§ **Given exercise**
Reproduce the data below line for line, without changing a single character.

§ **Excerpted records**
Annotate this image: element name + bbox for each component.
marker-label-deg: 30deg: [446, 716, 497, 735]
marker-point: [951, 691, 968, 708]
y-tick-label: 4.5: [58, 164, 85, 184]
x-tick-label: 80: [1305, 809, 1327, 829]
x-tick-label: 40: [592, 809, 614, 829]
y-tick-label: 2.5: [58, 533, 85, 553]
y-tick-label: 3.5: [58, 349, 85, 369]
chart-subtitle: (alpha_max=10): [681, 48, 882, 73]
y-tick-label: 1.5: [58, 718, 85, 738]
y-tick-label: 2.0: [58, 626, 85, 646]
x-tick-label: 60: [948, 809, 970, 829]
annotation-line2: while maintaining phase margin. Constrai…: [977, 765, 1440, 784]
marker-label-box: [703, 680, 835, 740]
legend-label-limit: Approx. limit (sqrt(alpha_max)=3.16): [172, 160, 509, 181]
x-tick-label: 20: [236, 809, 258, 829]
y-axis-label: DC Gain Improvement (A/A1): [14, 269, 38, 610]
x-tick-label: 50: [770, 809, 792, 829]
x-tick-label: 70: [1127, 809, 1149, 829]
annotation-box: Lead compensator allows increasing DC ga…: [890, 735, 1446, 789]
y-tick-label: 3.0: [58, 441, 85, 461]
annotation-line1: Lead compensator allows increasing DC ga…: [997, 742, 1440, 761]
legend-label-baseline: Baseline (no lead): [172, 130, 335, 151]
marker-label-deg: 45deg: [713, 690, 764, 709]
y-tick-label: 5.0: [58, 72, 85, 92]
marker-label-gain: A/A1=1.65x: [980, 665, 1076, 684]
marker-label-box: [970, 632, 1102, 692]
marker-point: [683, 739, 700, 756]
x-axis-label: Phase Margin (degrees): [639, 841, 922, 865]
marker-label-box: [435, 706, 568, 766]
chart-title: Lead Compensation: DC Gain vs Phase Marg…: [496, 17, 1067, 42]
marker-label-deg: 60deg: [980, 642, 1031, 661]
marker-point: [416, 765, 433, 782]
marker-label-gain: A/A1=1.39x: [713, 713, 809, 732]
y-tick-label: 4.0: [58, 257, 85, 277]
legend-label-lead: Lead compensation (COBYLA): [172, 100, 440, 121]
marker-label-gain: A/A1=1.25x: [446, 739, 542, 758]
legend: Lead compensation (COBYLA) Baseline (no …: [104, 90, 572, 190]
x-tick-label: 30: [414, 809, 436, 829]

§ **Answer for the task**
Annotate this image: element name + bbox for each component.
marker-label-deg: 30deg: [446, 716, 497, 735]
marker-point: [951, 691, 968, 708]
y-tick-label: 4.5: [58, 164, 85, 184]
x-tick-label: 80: [1305, 809, 1327, 829]
x-tick-label: 40: [592, 809, 614, 829]
y-tick-label: 2.5: [58, 533, 85, 553]
y-tick-label: 3.5: [58, 349, 85, 369]
chart-subtitle: (alpha_max=10): [681, 48, 882, 73]
y-tick-label: 1.5: [58, 718, 85, 738]
y-tick-label: 2.0: [58, 626, 85, 646]
x-tick-label: 60: [948, 809, 970, 829]
annotation-line2: while maintaining phase margin. Constrai…: [977, 765, 1440, 784]
marker-label-box: [703, 680, 835, 740]
legend-label-limit: Approx. limit (sqrt(alpha_max)=3.16): [172, 160, 509, 181]
x-tick-label: 20: [236, 809, 258, 829]
y-axis-label: DC Gain Improvement (A/A1): [14, 269, 38, 610]
x-tick-label: 50: [770, 809, 792, 829]
x-tick-label: 70: [1127, 809, 1149, 829]
annotation-box: Lead compensator allows increasing DC ga…: [890, 735, 1446, 789]
y-tick-label: 3.0: [58, 441, 85, 461]
annotation-line1: Lead compensator allows increasing DC ga…: [997, 742, 1440, 761]
legend-label-baseline: Baseline (no lead): [172, 130, 335, 151]
marker-label-deg: 45deg: [713, 690, 764, 709]
y-tick-label: 5.0: [58, 72, 85, 92]
marker-label-gain: A/A1=1.65x: [980, 665, 1076, 684]
marker-label-box: [970, 632, 1102, 692]
marker-point: [683, 739, 700, 756]
x-axis-label: Phase Margin (degrees): [639, 841, 922, 865]
marker-label-box: [435, 706, 568, 766]
chart-title: Lead Compensation: DC Gain vs Phase Marg…: [496, 17, 1067, 42]
marker-label-deg: 60deg: [980, 642, 1031, 661]
marker-point: [416, 765, 433, 782]
marker-label-gain: A/A1=1.39x: [713, 713, 809, 732]
y-tick-label: 4.0: [58, 257, 85, 277]
legend-label-lead: Lead compensation (COBYLA): [172, 100, 440, 121]
marker-label-gain: A/A1=1.25x: [446, 739, 542, 758]
legend: Lead compensation (COBYLA) Baseline (no …: [104, 90, 572, 190]
x-tick-label: 30: [414, 809, 436, 829]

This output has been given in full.